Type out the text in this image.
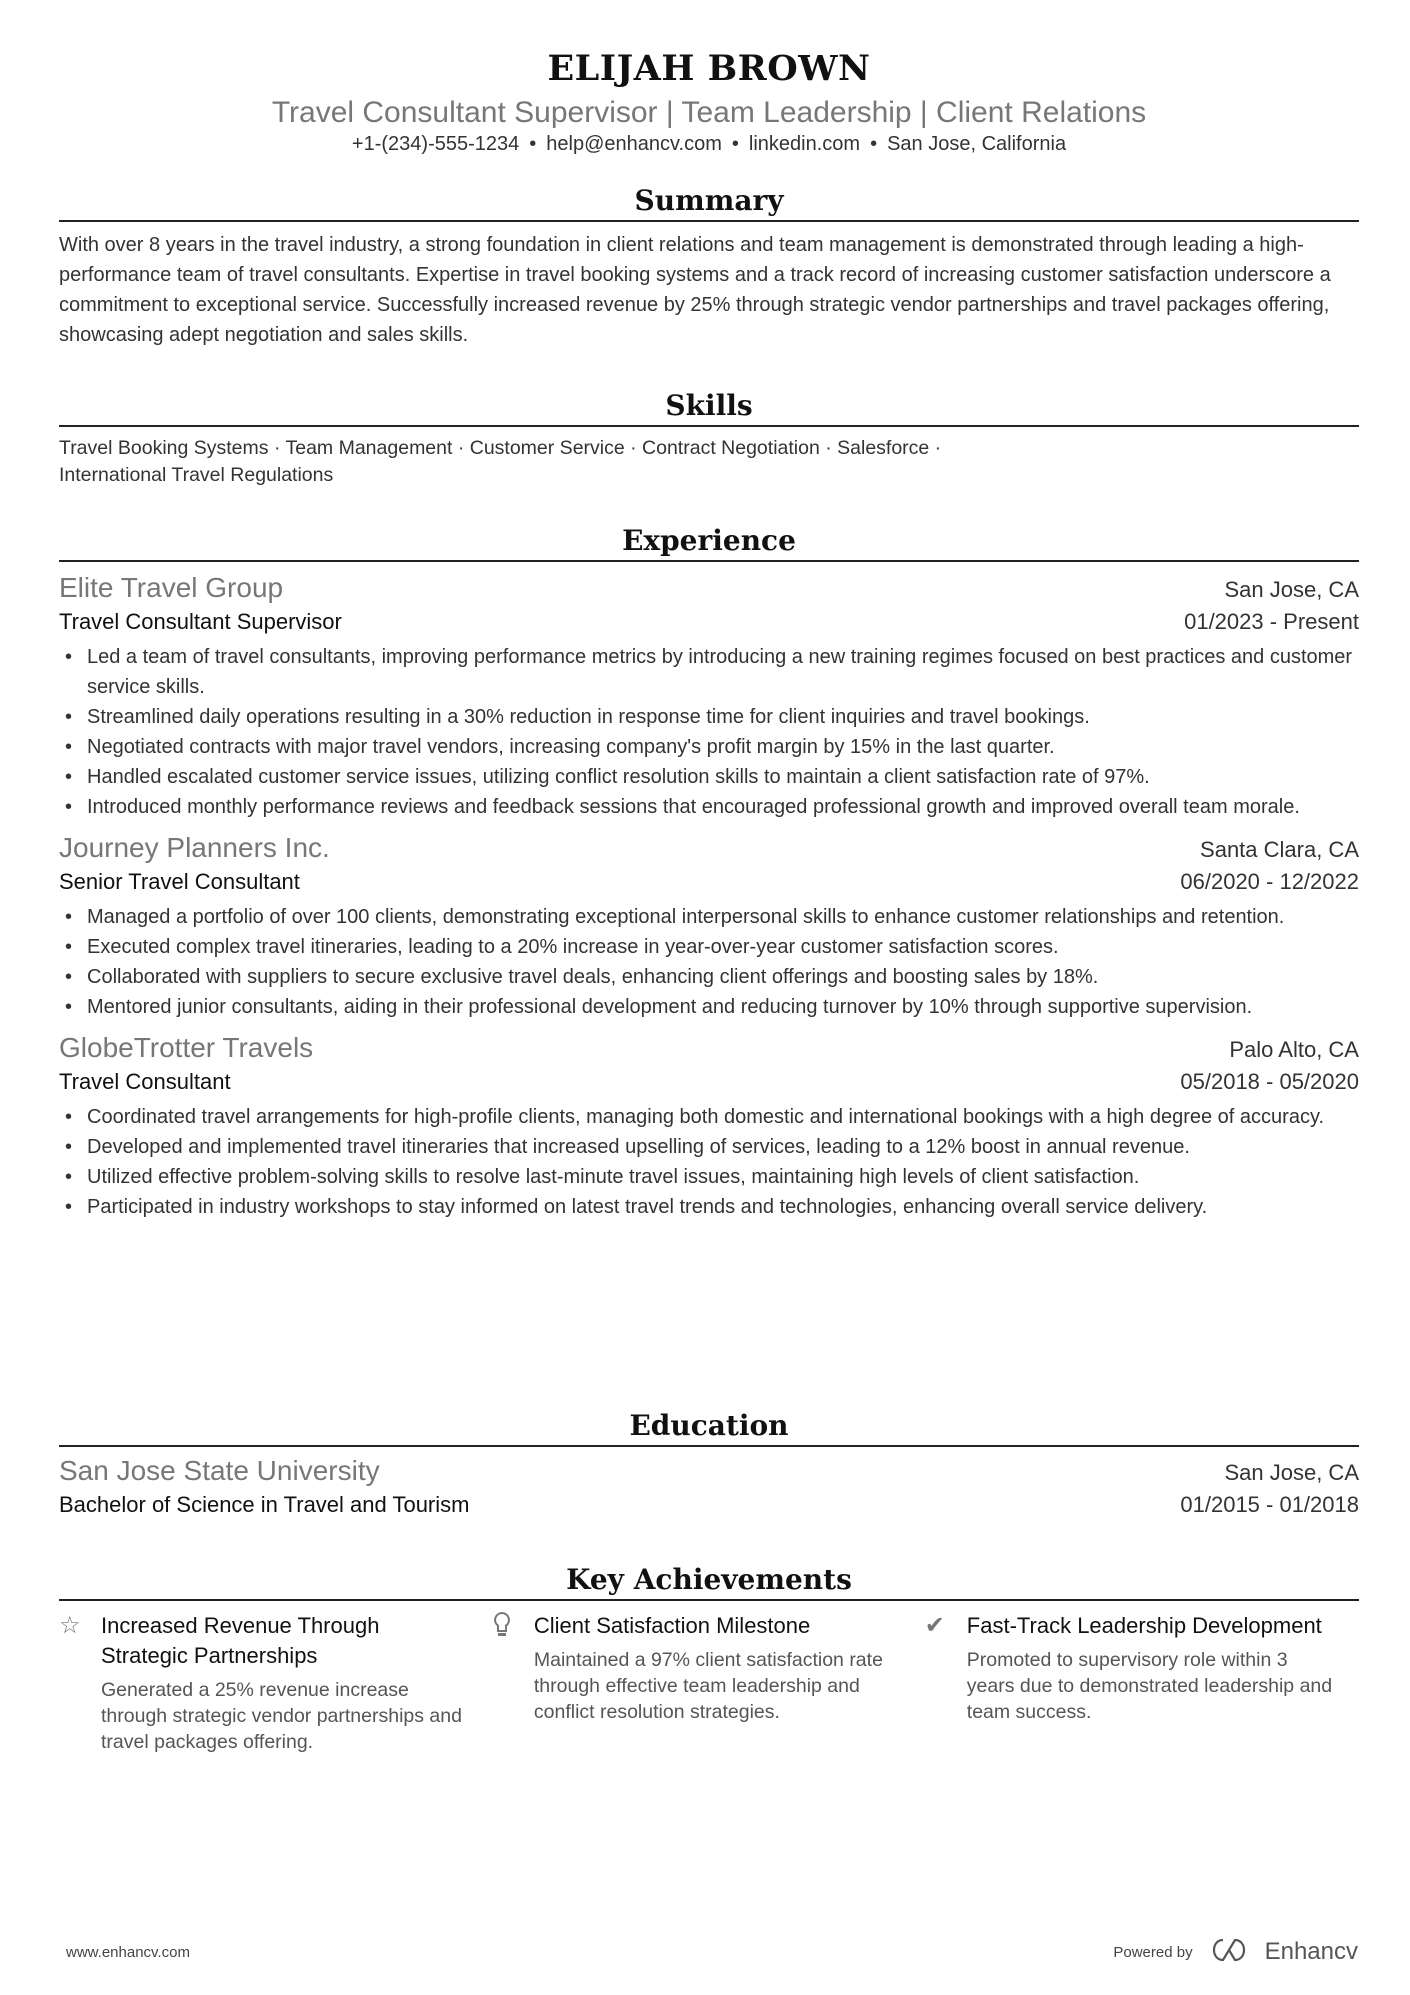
ELIJAH BROWN
Travel Consultant Supervisor | Team Leadership | Client Relations
+1-(234)-555-1234 • help@enhancv.com • linkedin.com • San Jose, California
Summary
With over 8 years in the travel industry, a strong foundation in client relations and team management is demonstrated through leading a high-performance team of travel consultants. Expertise in travel booking systems and a track record of increasing customer satisfaction underscore a commitment to exceptional service. Successfully increased revenue by 25% through strategic vendor partnerships and travel packages offering, showcasing adept negotiation and sales skills.
Skills
Travel Booking Systems · Team Management · Customer Service · Contract Negotiation · Salesforce ·
International Travel Regulations
Experience
Elite Travel Group	San Jose, CA
Travel Consultant Supervisor	01/2023 - Present
• Led a team of travel consultants, improving performance metrics by introducing a new training regimes focused on best practices and customer service skills.
• Streamlined daily operations resulting in a 30% reduction in response time for client inquiries and travel bookings.
• Negotiated contracts with major travel vendors, increasing company's profit margin by 15% in the last quarter.
• Handled escalated customer service issues, utilizing conflict resolution skills to maintain a client satisfaction rate of 97%.
• Introduced monthly performance reviews and feedback sessions that encouraged professional growth and improved overall team morale.
Journey Planners Inc.	Santa Clara, CA
Senior Travel Consultant	06/2020 - 12/2022
• Managed a portfolio of over 100 clients, demonstrating exceptional interpersonal skills to enhance customer relationships and retention.
• Executed complex travel itineraries, leading to a 20% increase in year-over-year customer satisfaction scores.
• Collaborated with suppliers to secure exclusive travel deals, enhancing client offerings and boosting sales by 18%.
• Mentored junior consultants, aiding in their professional development and reducing turnover by 10% through supportive supervision.
GlobeTrotter Travels	Palo Alto, CA
Travel Consultant	05/2018 - 05/2020
• Coordinated travel arrangements for high-profile clients, managing both domestic and international bookings with a high degree of accuracy.
• Developed and implemented travel itineraries that increased upselling of services, leading to a 12% boost in annual revenue.
• Utilized effective problem-solving skills to resolve last-minute travel issues, maintaining high levels of client satisfaction.
• Participated in industry workshops to stay informed on latest travel trends and technologies, enhancing overall service delivery.
Education
San Jose State University	San Jose, CA
Bachelor of Science in Travel and Tourism	01/2015 - 01/2018
Key Achievements
☆ Increased Revenue Through Strategic Partnerships
Generated a 25% revenue increase through strategic vendor partnerships and travel packages offering.
Client Satisfaction Milestone
Maintained a 97% client satisfaction rate through effective team leadership and conflict resolution strategies.
✔ Fast-Track Leadership Development
Promoted to supervisory role within 3 years due to demonstrated leadership and team success.
www.enhancv.com	Powered by	Enhancv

TASK TO CARRY OUT: All of the lines above should be printed exactly, minus the pictures.

EXPECTED ANSWER:
Type out the text in this image.
ELIJAH BROWN
Travel Consultant Supervisor | Team Leadership | Client Relations
+1-(234)-555-1234 • help@enhancv.com • linkedin.com • San Jose, California
Summary
With over 8 years in the travel industry, a strong foundation in client relations and team management is demonstrated through leading a high-performance team of travel consultants. Expertise in travel booking systems and a track record of increasing customer satisfaction underscore a commitment to exceptional service. Successfully increased revenue by 25% through strategic vendor partnerships and travel packages offering, showcasing adept negotiation and sales skills.
Skills
Travel Booking Systems · Team Management · Customer Service · Contract Negotiation · Salesforce ·
International Travel Regulations
Experience
Elite Travel Group	San Jose, CA
Travel Consultant Supervisor	01/2023 - Present
• Led a team of travel consultants, improving performance metrics by introducing a new training regimes focused on best practices and customer service skills.
• Streamlined daily operations resulting in a 30% reduction in response time for client inquiries and travel bookings.
• Negotiated contracts with major travel vendors, increasing company's profit margin by 15% in the last quarter.
• Handled escalated customer service issues, utilizing conflict resolution skills to maintain a client satisfaction rate of 97%.
• Introduced monthly performance reviews and feedback sessions that encouraged professional growth and improved overall team morale.
Journey Planners Inc.	Santa Clara, CA
Senior Travel Consultant	06/2020 - 12/2022
• Managed a portfolio of over 100 clients, demonstrating exceptional interpersonal skills to enhance customer relationships and retention.
• Executed complex travel itineraries, leading to a 20% increase in year-over-year customer satisfaction scores.
• Collaborated with suppliers to secure exclusive travel deals, enhancing client offerings and boosting sales by 18%.
• Mentored junior consultants, aiding in their professional development and reducing turnover by 10% through supportive supervision.
GlobeTrotter Travels	Palo Alto, CA
Travel Consultant	05/2018 - 05/2020
• Coordinated travel arrangements for high-profile clients, managing both domestic and international bookings with a high degree of accuracy.
• Developed and implemented travel itineraries that increased upselling of services, leading to a 12% boost in annual revenue.
• Utilized effective problem-solving skills to resolve last-minute travel issues, maintaining high levels of client satisfaction.
• Participated in industry workshops to stay informed on latest travel trends and technologies, enhancing overall service delivery.
Education
San Jose State University	San Jose, CA
Bachelor of Science in Travel and Tourism	01/2015 - 01/2018
Key Achievements
☆ Increased Revenue Through Strategic Partnerships
Generated a 25% revenue increase through strategic vendor partnerships and travel packages offering.
Client Satisfaction Milestone
Maintained a 97% client satisfaction rate through effective team leadership and conflict resolution strategies.
✔ Fast-Track Leadership Development
Promoted to supervisory role within 3 years due to demonstrated leadership and team success.
www.enhancv.com	Powered by	Enhancv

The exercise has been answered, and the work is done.